***** Given records *****

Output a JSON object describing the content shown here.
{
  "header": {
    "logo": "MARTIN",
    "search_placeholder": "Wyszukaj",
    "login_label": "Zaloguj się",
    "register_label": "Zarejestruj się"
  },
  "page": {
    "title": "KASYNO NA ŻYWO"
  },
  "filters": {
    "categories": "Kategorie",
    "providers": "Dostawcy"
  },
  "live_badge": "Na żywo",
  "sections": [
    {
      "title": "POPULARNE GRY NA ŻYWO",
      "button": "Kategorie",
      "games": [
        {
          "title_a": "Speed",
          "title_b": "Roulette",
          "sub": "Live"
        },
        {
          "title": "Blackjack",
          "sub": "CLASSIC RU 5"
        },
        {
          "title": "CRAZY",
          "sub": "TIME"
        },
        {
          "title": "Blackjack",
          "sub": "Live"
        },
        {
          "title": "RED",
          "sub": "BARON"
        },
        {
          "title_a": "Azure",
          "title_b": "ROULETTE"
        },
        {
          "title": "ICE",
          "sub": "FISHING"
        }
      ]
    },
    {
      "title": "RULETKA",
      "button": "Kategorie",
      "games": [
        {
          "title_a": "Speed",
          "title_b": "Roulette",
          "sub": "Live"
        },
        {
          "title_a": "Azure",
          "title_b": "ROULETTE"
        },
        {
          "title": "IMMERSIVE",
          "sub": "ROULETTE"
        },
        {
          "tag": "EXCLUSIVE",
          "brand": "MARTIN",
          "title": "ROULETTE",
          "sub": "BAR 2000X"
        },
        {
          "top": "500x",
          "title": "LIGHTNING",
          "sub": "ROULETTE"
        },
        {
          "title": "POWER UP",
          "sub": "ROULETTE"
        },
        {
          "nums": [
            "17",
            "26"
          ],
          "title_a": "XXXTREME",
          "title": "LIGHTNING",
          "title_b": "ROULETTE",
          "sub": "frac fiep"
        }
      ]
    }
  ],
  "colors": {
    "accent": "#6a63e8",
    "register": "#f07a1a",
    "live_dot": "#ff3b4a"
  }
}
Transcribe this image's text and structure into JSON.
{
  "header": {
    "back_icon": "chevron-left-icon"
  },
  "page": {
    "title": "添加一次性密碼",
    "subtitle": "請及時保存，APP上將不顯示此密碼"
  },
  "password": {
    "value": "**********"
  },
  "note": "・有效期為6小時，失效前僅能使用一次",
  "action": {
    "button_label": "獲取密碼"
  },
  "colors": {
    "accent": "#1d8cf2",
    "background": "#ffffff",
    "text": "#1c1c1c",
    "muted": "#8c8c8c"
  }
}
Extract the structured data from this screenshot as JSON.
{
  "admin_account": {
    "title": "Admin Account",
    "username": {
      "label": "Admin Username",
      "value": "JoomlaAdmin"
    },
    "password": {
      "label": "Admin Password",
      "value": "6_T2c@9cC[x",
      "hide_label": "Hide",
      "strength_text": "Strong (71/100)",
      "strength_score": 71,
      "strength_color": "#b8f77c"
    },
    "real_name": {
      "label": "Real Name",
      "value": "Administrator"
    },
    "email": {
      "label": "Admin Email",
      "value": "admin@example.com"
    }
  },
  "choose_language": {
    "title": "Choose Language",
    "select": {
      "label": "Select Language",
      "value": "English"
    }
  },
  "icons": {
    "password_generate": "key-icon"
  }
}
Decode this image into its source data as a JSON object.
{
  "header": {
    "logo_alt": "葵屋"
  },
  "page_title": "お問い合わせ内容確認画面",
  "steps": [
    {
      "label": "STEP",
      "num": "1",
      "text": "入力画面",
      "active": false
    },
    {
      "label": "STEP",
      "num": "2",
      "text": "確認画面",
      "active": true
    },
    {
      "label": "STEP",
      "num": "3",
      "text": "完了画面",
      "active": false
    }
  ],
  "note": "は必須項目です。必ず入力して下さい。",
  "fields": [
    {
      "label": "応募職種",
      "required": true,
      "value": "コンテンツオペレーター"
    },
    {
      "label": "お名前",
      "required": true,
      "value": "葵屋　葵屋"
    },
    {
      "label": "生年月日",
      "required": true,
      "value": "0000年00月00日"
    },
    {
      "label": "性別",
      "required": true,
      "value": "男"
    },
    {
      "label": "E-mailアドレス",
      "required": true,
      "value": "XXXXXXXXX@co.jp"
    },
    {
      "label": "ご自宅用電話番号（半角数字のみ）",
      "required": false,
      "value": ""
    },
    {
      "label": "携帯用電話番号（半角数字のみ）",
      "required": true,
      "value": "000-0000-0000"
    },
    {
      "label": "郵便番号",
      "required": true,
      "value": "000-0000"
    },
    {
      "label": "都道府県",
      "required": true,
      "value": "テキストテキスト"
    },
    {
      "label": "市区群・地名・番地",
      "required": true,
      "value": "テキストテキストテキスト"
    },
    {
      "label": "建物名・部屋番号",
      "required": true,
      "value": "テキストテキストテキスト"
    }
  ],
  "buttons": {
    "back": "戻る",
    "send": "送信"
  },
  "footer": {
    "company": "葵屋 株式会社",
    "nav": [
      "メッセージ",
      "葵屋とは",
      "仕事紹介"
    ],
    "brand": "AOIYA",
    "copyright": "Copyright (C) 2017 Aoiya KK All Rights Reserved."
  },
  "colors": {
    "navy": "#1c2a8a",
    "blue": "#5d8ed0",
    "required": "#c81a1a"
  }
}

*****

Problem description: Gather from the records above every line containing the string "object".

Expected output:
Output a JSON object describing the content shown here.
Decode this image into its source data as a JSON object.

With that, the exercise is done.